- [Data in this exercise]:
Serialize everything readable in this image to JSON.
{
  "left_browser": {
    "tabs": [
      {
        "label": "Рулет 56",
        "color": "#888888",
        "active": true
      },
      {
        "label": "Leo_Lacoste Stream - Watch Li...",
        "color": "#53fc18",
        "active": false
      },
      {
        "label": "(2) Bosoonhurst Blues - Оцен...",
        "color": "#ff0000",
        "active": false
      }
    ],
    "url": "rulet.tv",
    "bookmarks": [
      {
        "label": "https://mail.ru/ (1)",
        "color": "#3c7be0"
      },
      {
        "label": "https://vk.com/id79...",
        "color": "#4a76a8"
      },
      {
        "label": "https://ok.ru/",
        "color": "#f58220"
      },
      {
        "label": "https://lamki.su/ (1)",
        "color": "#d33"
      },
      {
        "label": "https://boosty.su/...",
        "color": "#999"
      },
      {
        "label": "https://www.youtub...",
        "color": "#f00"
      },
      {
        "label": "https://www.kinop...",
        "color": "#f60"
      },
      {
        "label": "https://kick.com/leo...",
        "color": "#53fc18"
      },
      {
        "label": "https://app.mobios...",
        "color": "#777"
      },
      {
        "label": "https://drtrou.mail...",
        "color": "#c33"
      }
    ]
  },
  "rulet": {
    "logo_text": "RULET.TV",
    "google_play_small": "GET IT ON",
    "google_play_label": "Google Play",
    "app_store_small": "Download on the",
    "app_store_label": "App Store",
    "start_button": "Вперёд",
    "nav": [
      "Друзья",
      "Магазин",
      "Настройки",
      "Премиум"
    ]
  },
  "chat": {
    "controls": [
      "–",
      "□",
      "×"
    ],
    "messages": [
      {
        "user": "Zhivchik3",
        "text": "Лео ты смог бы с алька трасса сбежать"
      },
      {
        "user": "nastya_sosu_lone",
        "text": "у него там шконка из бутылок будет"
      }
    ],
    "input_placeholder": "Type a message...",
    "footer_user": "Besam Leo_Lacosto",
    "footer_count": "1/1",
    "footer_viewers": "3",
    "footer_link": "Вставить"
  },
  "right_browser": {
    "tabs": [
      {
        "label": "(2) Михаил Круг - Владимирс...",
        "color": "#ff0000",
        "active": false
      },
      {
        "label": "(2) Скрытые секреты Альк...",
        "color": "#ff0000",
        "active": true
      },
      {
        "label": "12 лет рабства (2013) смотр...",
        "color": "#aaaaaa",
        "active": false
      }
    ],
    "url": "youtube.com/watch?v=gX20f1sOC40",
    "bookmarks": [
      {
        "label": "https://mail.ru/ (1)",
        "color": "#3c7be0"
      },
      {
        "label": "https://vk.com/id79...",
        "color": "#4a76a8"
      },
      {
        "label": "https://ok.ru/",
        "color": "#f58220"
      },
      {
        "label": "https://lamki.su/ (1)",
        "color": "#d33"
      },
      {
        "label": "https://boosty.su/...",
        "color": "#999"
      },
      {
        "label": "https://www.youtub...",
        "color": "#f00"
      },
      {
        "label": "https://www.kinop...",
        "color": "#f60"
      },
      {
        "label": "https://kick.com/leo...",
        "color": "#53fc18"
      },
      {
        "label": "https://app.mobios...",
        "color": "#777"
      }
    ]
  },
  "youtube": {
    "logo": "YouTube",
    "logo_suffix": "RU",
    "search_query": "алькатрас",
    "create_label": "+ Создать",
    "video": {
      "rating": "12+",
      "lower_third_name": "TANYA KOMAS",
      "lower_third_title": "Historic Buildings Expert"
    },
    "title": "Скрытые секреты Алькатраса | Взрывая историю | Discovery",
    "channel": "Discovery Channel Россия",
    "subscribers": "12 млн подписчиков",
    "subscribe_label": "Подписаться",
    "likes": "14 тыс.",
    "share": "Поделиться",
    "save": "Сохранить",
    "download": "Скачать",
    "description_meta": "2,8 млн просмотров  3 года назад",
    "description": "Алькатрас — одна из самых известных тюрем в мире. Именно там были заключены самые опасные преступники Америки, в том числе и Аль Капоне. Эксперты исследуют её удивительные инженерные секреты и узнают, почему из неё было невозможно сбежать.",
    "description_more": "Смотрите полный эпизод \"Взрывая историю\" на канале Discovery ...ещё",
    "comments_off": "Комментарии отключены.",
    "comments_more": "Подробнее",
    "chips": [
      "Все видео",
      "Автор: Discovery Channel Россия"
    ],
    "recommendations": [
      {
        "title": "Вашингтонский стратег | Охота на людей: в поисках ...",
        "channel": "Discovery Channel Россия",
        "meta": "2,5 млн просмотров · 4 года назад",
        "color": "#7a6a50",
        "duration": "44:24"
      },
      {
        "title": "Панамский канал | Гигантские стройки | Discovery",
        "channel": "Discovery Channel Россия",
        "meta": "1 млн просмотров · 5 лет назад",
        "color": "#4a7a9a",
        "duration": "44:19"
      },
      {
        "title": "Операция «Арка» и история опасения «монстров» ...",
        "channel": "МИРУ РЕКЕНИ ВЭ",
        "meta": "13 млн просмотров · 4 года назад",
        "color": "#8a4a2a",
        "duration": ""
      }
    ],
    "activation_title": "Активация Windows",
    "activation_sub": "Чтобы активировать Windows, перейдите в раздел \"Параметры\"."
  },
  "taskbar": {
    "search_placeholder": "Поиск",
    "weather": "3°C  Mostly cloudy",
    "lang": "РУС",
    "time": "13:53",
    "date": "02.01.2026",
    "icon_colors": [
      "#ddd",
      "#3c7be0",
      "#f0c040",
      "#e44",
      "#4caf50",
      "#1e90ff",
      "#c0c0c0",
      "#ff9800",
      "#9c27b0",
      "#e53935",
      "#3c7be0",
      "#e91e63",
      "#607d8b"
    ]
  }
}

- [Task statement]: Write out the listing once more, matching it exactly.

- [Correct response]:
Serialize everything readable in this image to JSON.
{
  "left_browser": {
    "tabs": [
      {
        "label": "Рулет 56",
        "color": "#888888",
        "active": true
      },
      {
        "label": "Leo_Lacoste Stream - Watch Li...",
        "color": "#53fc18",
        "active": false
      },
      {
        "label": "(2) Bosoonhurst Blues - Оцен...",
        "color": "#ff0000",
        "active": false
      }
    ],
    "url": "rulet.tv",
    "bookmarks": [
      {
        "label": "https://mail.ru/ (1)",
        "color": "#3c7be0"
      },
      {
        "label": "https://vk.com/id79...",
        "color": "#4a76a8"
      },
      {
        "label": "https://ok.ru/",
        "color": "#f58220"
      },
      {
        "label": "https://lamki.su/ (1)",
        "color": "#d33"
      },
      {
        "label": "https://boosty.su/...",
        "color": "#999"
      },
      {
        "label": "https://www.youtub...",
        "color": "#f00"
      },
      {
        "label": "https://www.kinop...",
        "color": "#f60"
      },
      {
        "label": "https://kick.com/leo...",
        "color": "#53fc18"
      },
      {
        "label": "https://app.mobios...",
        "color": "#777"
      },
      {
        "label": "https://drtrou.mail...",
        "color": "#c33"
      }
    ]
  },
  "rulet": {
    "logo_text": "RULET.TV",
    "google_play_small": "GET IT ON",
    "google_play_label": "Google Play",
    "app_store_small": "Download on the",
    "app_store_label": "App Store",
    "start_button": "Вперёд",
    "nav": [
      "Друзья",
      "Магазин",
      "Настройки",
      "Премиум"
    ]
  },
  "chat": {
    "controls": [
      "–",
      "□",
      "×"
    ],
    "messages": [
      {
        "user": "Zhivchik3",
        "text": "Лео ты смог бы с алька трасса сбежать"
      },
      {
        "user": "nastya_sosu_lone",
        "text": "у него там шконка из бутылок будет"
      }
    ],
    "input_placeholder": "Type a message...",
    "footer_user": "Besam Leo_Lacosto",
    "footer_count": "1/1",
    "footer_viewers": "3",
    "footer_link": "Вставить"
  },
  "right_browser": {
    "tabs": [
      {
        "label": "(2) Михаил Круг - Владимирс...",
        "color": "#ff0000",
        "active": false
      },
      {
        "label": "(2) Скрытые секреты Альк...",
        "color": "#ff0000",
        "active": true
      },
      {
        "label": "12 лет рабства (2013) смотр...",
        "color": "#aaaaaa",
        "active": false
      }
    ],
    "url": "youtube.com/watch?v=gX20f1sOC40",
    "bookmarks": [
      {
        "label": "https://mail.ru/ (1)",
        "color": "#3c7be0"
      },
      {
        "label": "https://vk.com/id79...",
        "color": "#4a76a8"
      },
      {
        "label": "https://ok.ru/",
        "color": "#f58220"
      },
      {
        "label": "https://lamki.su/ (1)",
        "color": "#d33"
      },
      {
        "label": "https://boosty.su/...",
        "color": "#999"
      },
      {
        "label": "https://www.youtub...",
        "color": "#f00"
      },
      {
        "label": "https://www.kinop...",
        "color": "#f60"
      },
      {
        "label": "https://kick.com/leo...",
        "color": "#53fc18"
      },
      {
        "label": "https://app.mobios...",
        "color": "#777"
      }
    ]
  },
  "youtube": {
    "logo": "YouTube",
    "logo_suffix": "RU",
    "search_query": "алькатрас",
    "create_label": "+ Создать",
    "video": {
      "rating": "12+",
      "lower_third_name": "TANYA KOMAS",
      "lower_third_title": "Historic Buildings Expert"
    },
    "title": "Скрытые секреты Алькатраса | Взрывая историю | Discovery",
    "channel": "Discovery Channel Россия",
    "subscribers": "12 млн подписчиков",
    "subscribe_label": "Подписаться",
    "likes": "14 тыс.",
    "share": "Поделиться",
    "save": "Сохранить",
    "download": "Скачать",
    "description_meta": "2,8 млн просмотров  3 года назад",
    "description": "Алькатрас — одна из самых известных тюрем в мире. Именно там были заключены самые опасные преступники Америки, в том числе и Аль Капоне. Эксперты исследуют её удивительные инженерные секреты и узнают, почему из неё было невозможно сбежать.",
    "description_more": "Смотрите полный эпизод \"Взрывая историю\" на канале Discovery ...ещё",
    "comments_off": "Комментарии отключены.",
    "comments_more": "Подробнее",
    "chips": [
      "Все видео",
      "Автор: Discovery Channel Россия"
    ],
    "recommendations": [
      {
        "title": "Вашингтонский стратег | Охота на людей: в поисках ...",
        "channel": "Discovery Channel Россия",
        "meta": "2,5 млн просмотров · 4 года назад",
        "color": "#7a6a50",
        "duration": "44:24"
      },
      {
        "title": "Панамский канал | Гигантские стройки | Discovery",
        "channel": "Discovery Channel Россия",
        "meta": "1 млн просмотров · 5 лет назад",
        "color": "#4a7a9a",
        "duration": "44:19"
      },
      {
        "title": "Операция «Арка» и история опасения «монстров» ...",
        "channel": "МИРУ РЕКЕНИ ВЭ",
        "meta": "13 млн просмотров · 4 года назад",
        "color": "#8a4a2a",
        "duration": ""
      }
    ],
    "activation_title": "Активация Windows",
    "activation_sub": "Чтобы активировать Windows, перейдите в раздел \"Параметры\"."
  },
  "taskbar": {
    "search_placeholder": "Поиск",
    "weather": "3°C  Mostly cloudy",
    "lang": "РУС",
    "time": "13:53",
    "date": "02.01.2026",
    "icon_colors": [
      "#ddd",
      "#3c7be0",
      "#f0c040",
      "#e44",
      "#4caf50",
      "#1e90ff",
      "#c0c0c0",
      "#ff9800",
      "#9c27b0",
      "#e53935",
      "#3c7be0",
      "#e91e63",
      "#607d8b"
    ]
  }
}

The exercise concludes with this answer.